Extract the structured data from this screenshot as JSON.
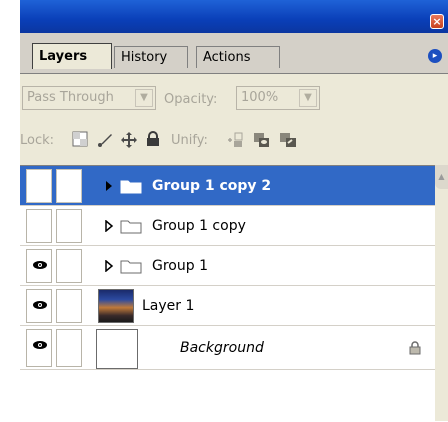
{
  "window": {
    "close_label": "×"
  },
  "tabs": [
    {
      "label": "Layers"
    },
    {
      "label": "History"
    },
    {
      "label": "Actions"
    }
  ],
  "panel_menu": {
    "icon": "panel-menu-arrow-icon",
    "glyph": "▸"
  },
  "blend": {
    "mode_value": "Pass Through",
    "opacity_label": "Opacity:",
    "opacity_value": "100%"
  },
  "lock": {
    "label": "Lock:",
    "unify_label": "Unify:"
  },
  "layers": [
    {
      "name": "Group 1 copy 2",
      "type": "group",
      "visible": false,
      "selected": true
    },
    {
      "name": "Group 1 copy",
      "type": "group",
      "visible": false,
      "selected": false
    },
    {
      "name": "Group 1",
      "type": "group",
      "visible": true,
      "selected": false
    },
    {
      "name": "Layer 1",
      "type": "image",
      "visible": true,
      "selected": false
    },
    {
      "name": "Background",
      "type": "background",
      "visible": true,
      "selected": false,
      "locked": true
    }
  ],
  "colors": {
    "selection": "#3169c6",
    "titlebar": "#0a3fb8",
    "panel_bg": "#ece9d8"
  }
}
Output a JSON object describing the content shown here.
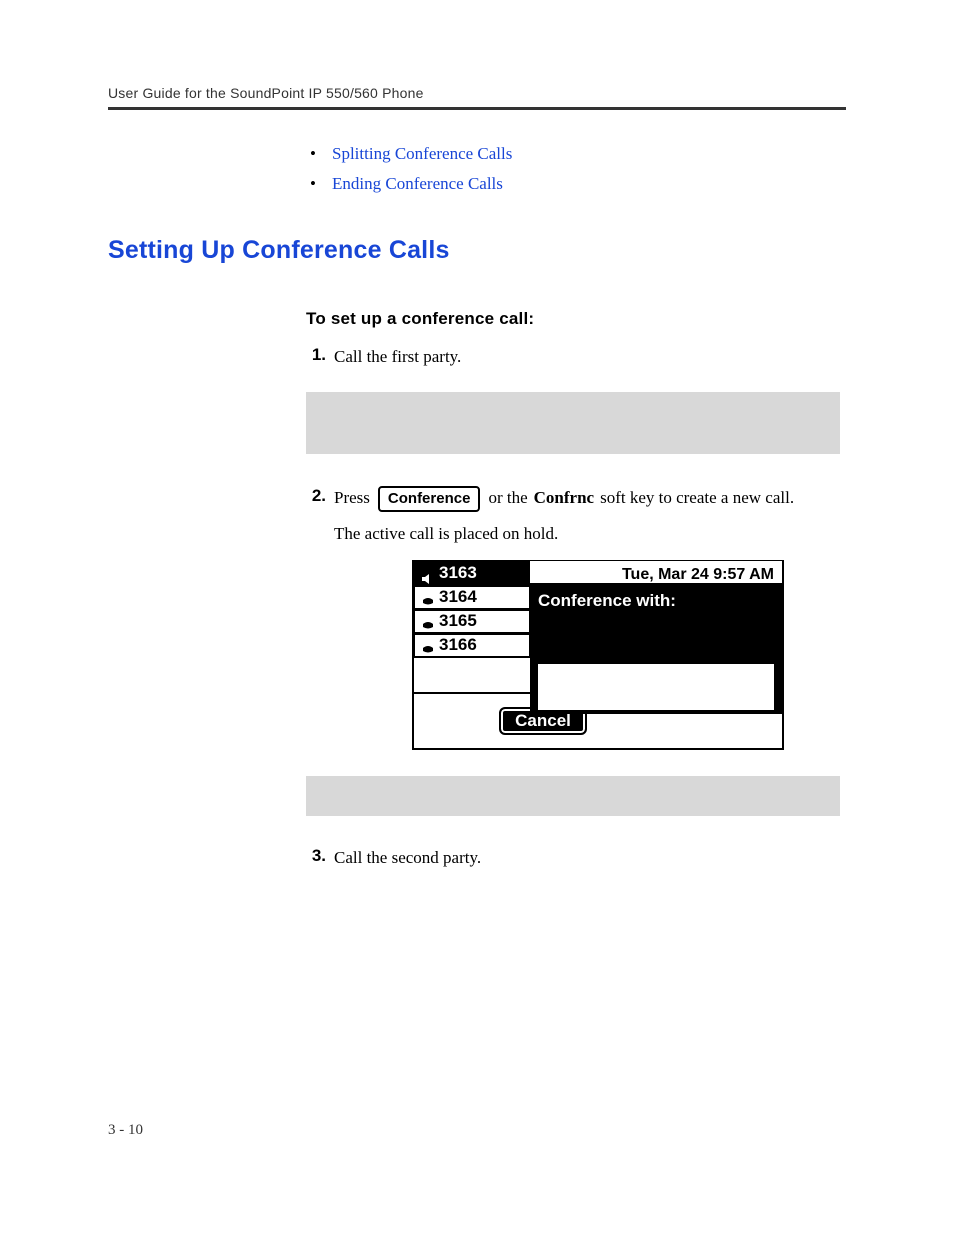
{
  "header": {
    "running_head": "User Guide for the SoundPoint IP 550/560 Phone"
  },
  "links": {
    "splitting": "Splitting Conference Calls",
    "ending": "Ending Conference Calls"
  },
  "h2": "Setting Up Conference Calls",
  "h4": "To set up a conference call:",
  "steps": {
    "s1": {
      "num": "1.",
      "text": "Call the first party."
    },
    "s2": {
      "num": "2.",
      "press": "Press",
      "button": "Conference",
      "or_the": "or the",
      "confrnc": "Confrnc",
      "rest": "soft key to create a new call.",
      "line2": "The active call is placed on hold."
    },
    "s3": {
      "num": "3.",
      "text": "Call the second party."
    }
  },
  "lcd": {
    "date": "Tue, Mar 24  9:57 AM",
    "prompt": "Conference with:",
    "soft_cancel": "Cancel",
    "lines": {
      "l1": "3163",
      "l2": "3164",
      "l3": "3165",
      "l4": "3166"
    }
  },
  "pagenum": "3 - 10"
}
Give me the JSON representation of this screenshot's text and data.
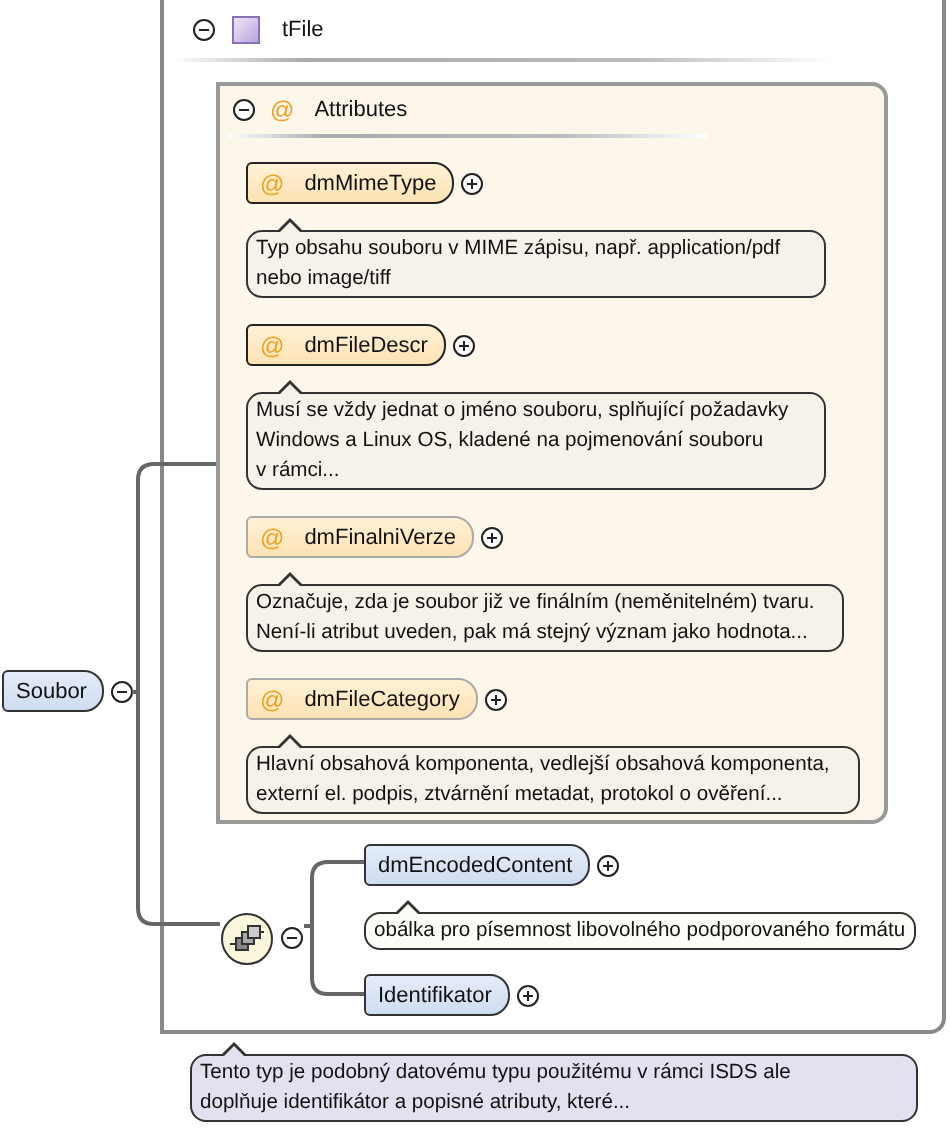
{
  "root": {
    "name": "Soubor",
    "expanded": true
  },
  "type": {
    "name": "tFile",
    "expanded": true,
    "attributes": {
      "marker": "@",
      "label": "Attributes",
      "expanded": true,
      "items": [
        {
          "marker": "@",
          "name": "dmMimeType",
          "required": true,
          "expanded": false,
          "doc": "Typ obsahu souboru v MIME zápisu, např. application/pdf\nnebo image/tiff"
        },
        {
          "marker": "@",
          "name": "dmFileDescr",
          "required": true,
          "expanded": false,
          "doc": "Musí se vždy jednat o jméno souboru, splňující požadavky\nWindows a Linux OS, kladené na pojmenování souboru\nv rámci..."
        },
        {
          "marker": "@",
          "name": "dmFinalniVerze",
          "required": false,
          "expanded": false,
          "doc": "Označuje, zda je soubor již ve finálním (neměnitelném) tvaru.\nNení-li atribut uveden, pak má stejný význam jako hodnota..."
        },
        {
          "marker": "@",
          "name": "dmFileCategory",
          "required": false,
          "expanded": false,
          "doc": "Hlavní obsahová komponenta, vedlejší obsahová komponenta,\nexterní el. podpis, ztvárnění metadat, protokol o ověření..."
        }
      ]
    },
    "sequence": {
      "expanded": true,
      "elements": [
        {
          "name": "dmEncodedContent",
          "expanded": false,
          "doc": "obálka pro písemnost libovolného podporovaného formátu"
        },
        {
          "name": "Identifikator",
          "expanded": false
        }
      ]
    },
    "doc": "Tento typ je podobný datovému typu použitému v rámci ISDS ale\ndoplňuje identifikátor a popisné atributy, které..."
  }
}
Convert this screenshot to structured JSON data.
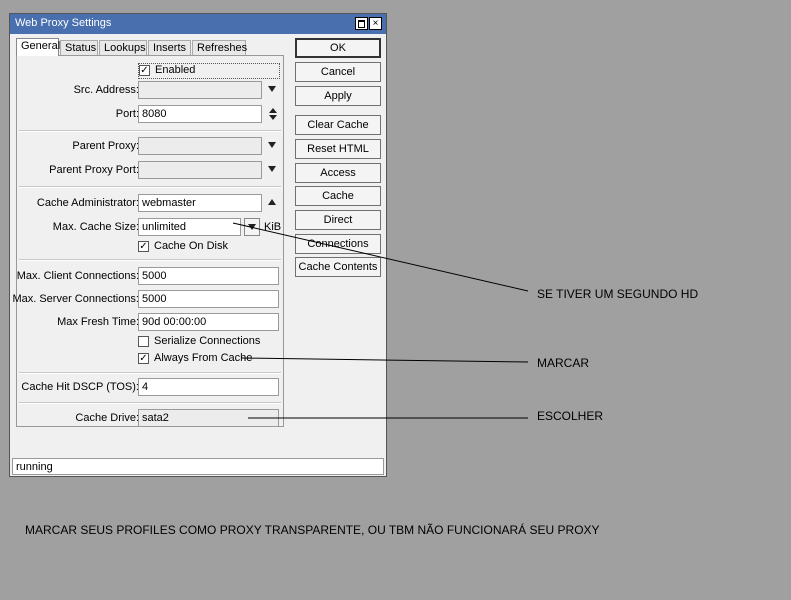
{
  "window": {
    "title": "Web Proxy Settings",
    "close_glyph": "×"
  },
  "tabs": [
    "General",
    "Status",
    "Lookups",
    "Inserts",
    "Refreshes"
  ],
  "general": {
    "enabled": {
      "label": "Enabled",
      "checked": true
    },
    "src_address": {
      "label": "Src. Address:",
      "value": ""
    },
    "port": {
      "label": "Port:",
      "value": "8080"
    },
    "parent_proxy": {
      "label": "Parent Proxy:",
      "value": ""
    },
    "parent_proxy_port": {
      "label": "Parent Proxy Port:",
      "value": ""
    },
    "cache_admin": {
      "label": "Cache Administrator:",
      "value": "webmaster"
    },
    "max_cache_size": {
      "label": "Max. Cache Size:",
      "value": "unlimited",
      "unit": "KiB"
    },
    "cache_on_disk": {
      "label": "Cache On Disk",
      "checked": true
    },
    "max_client_conn": {
      "label": "Max. Client Connections:",
      "value": "5000"
    },
    "max_server_conn": {
      "label": "Max. Server Connections:",
      "value": "5000"
    },
    "max_fresh_time": {
      "label": "Max Fresh Time:",
      "value": "90d 00:00:00"
    },
    "serialize_conn": {
      "label": "Serialize Connections",
      "checked": false
    },
    "always_from_cache": {
      "label": "Always From Cache",
      "checked": true
    },
    "cache_hit_dscp": {
      "label": "Cache Hit DSCP (TOS):",
      "value": "4"
    },
    "cache_drive": {
      "label": "Cache Drive:",
      "value": "sata2"
    }
  },
  "buttons": [
    "OK",
    "Cancel",
    "Apply",
    "Clear Cache",
    "Reset HTML",
    "Access",
    "Cache",
    "Direct",
    "Connections",
    "Cache Contents"
  ],
  "status": "running",
  "annotations": {
    "second_hd": "SE TIVER UM SEGUNDO HD",
    "marcar": "MARCAR",
    "escolher": "ESCOLHER",
    "footer": "MARCAR SEUS PROFILES COMO PROXY TRANSPARENTE, OU TBM NÃO FUNCIONARÁ SEU PROXY"
  },
  "colors": {
    "titlebar": "#4a6fae",
    "background": "#a0a0a0",
    "dialog": "#f0f0f0"
  }
}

-=-=-=-=-

### TASK PROMPT
Output the entries above exactly, without their pictures.

### COMPLETE ANSWER
Extract the structured data from this screenshot as JSON.
{
  "window": {
    "close_label": "×"
  },
  "tabs": [
    {
      "label": "Layers"
    },
    {
      "label": "History"
    },
    {
      "label": "Actions"
    }
  ],
  "panel_menu": {
    "icon": "panel-menu-arrow-icon",
    "glyph": "▸"
  },
  "blend": {
    "mode_value": "Pass Through",
    "opacity_label": "Opacity:",
    "opacity_value": "100%"
  },
  "lock": {
    "label": "Lock:",
    "unify_label": "Unify:"
  },
  "layers": [
    {
      "name": "Group 1 copy 2",
      "type": "group",
      "visible": false,
      "selected": true
    },
    {
      "name": "Group 1 copy",
      "type": "group",
      "visible": false,
      "selected": false
    },
    {
      "name": "Group 1",
      "type": "group",
      "visible": true,
      "selected": false
    },
    {
      "name": "Layer 1",
      "type": "image",
      "visible": true,
      "selected": false
    },
    {
      "name": "Background",
      "type": "background",
      "visible": true,
      "selected": false,
      "locked": true
    }
  ],
  "colors": {
    "selection": "#3169c6",
    "titlebar": "#0a3fb8",
    "panel_bg": "#ece9d8"
  }
}
Output a JSON object describing the content shown here.
{
  "header": {
    "running_head": "User Guide for the SoundPoint IP 550/560 Phone"
  },
  "links": {
    "splitting": "Splitting Conference Calls",
    "ending": "Ending Conference Calls"
  },
  "h2": "Setting Up Conference Calls",
  "h4": "To set up a conference call:",
  "steps": {
    "s1": {
      "num": "1.",
      "text": "Call the first party."
    },
    "s2": {
      "num": "2.",
      "press": "Press",
      "button": "Conference",
      "or_the": "or the",
      "confrnc": "Confrnc",
      "rest": "soft key to create a new call.",
      "line2": "The active call is placed on hold."
    },
    "s3": {
      "num": "3.",
      "text": "Call the second party."
    }
  },
  "lcd": {
    "date": "Tue, Mar 24  9:57 AM",
    "prompt": "Conference with:",
    "soft_cancel": "Cancel",
    "lines": {
      "l1": "3163",
      "l2": "3164",
      "l3": "3165",
      "l4": "3166"
    }
  },
  "pagenum": "3 - 10"
}
Give me the JSON representation of this screenshot's text and data.
{
  "root": {
    "name": "Soubor",
    "expanded": true
  },
  "type": {
    "name": "tFile",
    "expanded": true,
    "attributes": {
      "marker": "@",
      "label": "Attributes",
      "expanded": true,
      "items": [
        {
          "marker": "@",
          "name": "dmMimeType",
          "required": true,
          "expanded": false,
          "doc": "Typ obsahu souboru v MIME zápisu, např. application/pdf\nnebo image/tiff"
        },
        {
          "marker": "@",
          "name": "dmFileDescr",
          "required": true,
          "expanded": false,
          "doc": "Musí se vždy jednat o jméno souboru, splňující požadavky\nWindows a Linux OS, kladené na pojmenování souboru\nv rámci..."
        },
        {
          "marker": "@",
          "name": "dmFinalniVerze",
          "required": false,
          "expanded": false,
          "doc": "Označuje, zda je soubor již ve finálním (neměnitelném) tvaru.\nNení-li atribut uveden, pak má stejný význam jako hodnota..."
        },
        {
          "marker": "@",
          "name": "dmFileCategory",
          "required": false,
          "expanded": false,
          "doc": "Hlavní obsahová komponenta, vedlejší obsahová komponenta,\nexterní el. podpis, ztvárnění metadat, protokol o ověření..."
        }
      ]
    },
    "sequence": {
      "expanded": true,
      "elements": [
        {
          "name": "dmEncodedContent",
          "expanded": false,
          "doc": "obálka pro písemnost libovolného podporovaného formátu"
        },
        {
          "name": "Identifikator",
          "expanded": false
        }
      ]
    },
    "doc": "Tento typ je podobný datovému typu použitému v rámci ISDS ale\ndoplňuje identifikátor a popisné atributy, které..."
  }
}
Convert this screenshot to structured JSON data.
{
  "window": {
    "title": "Web Proxy Settings",
    "close_glyph": "×"
  },
  "tabs": [
    "General",
    "Status",
    "Lookups",
    "Inserts",
    "Refreshes"
  ],
  "general": {
    "enabled": {
      "label": "Enabled",
      "checked": true
    },
    "src_address": {
      "label": "Src. Address:",
      "value": ""
    },
    "port": {
      "label": "Port:",
      "value": "8080"
    },
    "parent_proxy": {
      "label": "Parent Proxy:",
      "value": ""
    },
    "parent_proxy_port": {
      "label": "Parent Proxy Port:",
      "value": ""
    },
    "cache_admin": {
      "label": "Cache Administrator:",
      "value": "webmaster"
    },
    "max_cache_size": {
      "label": "Max. Cache Size:",
      "value": "unlimited",
      "unit": "KiB"
    },
    "cache_on_disk": {
      "label": "Cache On Disk",
      "checked": true
    },
    "max_client_conn": {
      "label": "Max. Client Connections:",
      "value": "5000"
    },
    "max_server_conn": {
      "label": "Max. Server Connections:",
      "value": "5000"
    },
    "max_fresh_time": {
      "label": "Max Fresh Time:",
      "value": "90d 00:00:00"
    },
    "serialize_conn": {
      "label": "Serialize Connections",
      "checked": false
    },
    "always_from_cache": {
      "label": "Always From Cache",
      "checked": true
    },
    "cache_hit_dscp": {
      "label": "Cache Hit DSCP (TOS):",
      "value": "4"
    },
    "cache_drive": {
      "label": "Cache Drive:",
      "value": "sata2"
    }
  },
  "buttons": [
    "OK",
    "Cancel",
    "Apply",
    "Clear Cache",
    "Reset HTML",
    "Access",
    "Cache",
    "Direct",
    "Connections",
    "Cache Contents"
  ],
  "status": "running",
  "annotations": {
    "second_hd": "SE TIVER UM SEGUNDO HD",
    "marcar": "MARCAR",
    "escolher": "ESCOLHER",
    "footer": "MARCAR SEUS PROFILES COMO PROXY TRANSPARENTE, OU TBM NÃO FUNCIONARÁ SEU PROXY"
  },
  "colors": {
    "titlebar": "#4a6fae",
    "background": "#a0a0a0",
    "dialog": "#f0f0f0"
  }
}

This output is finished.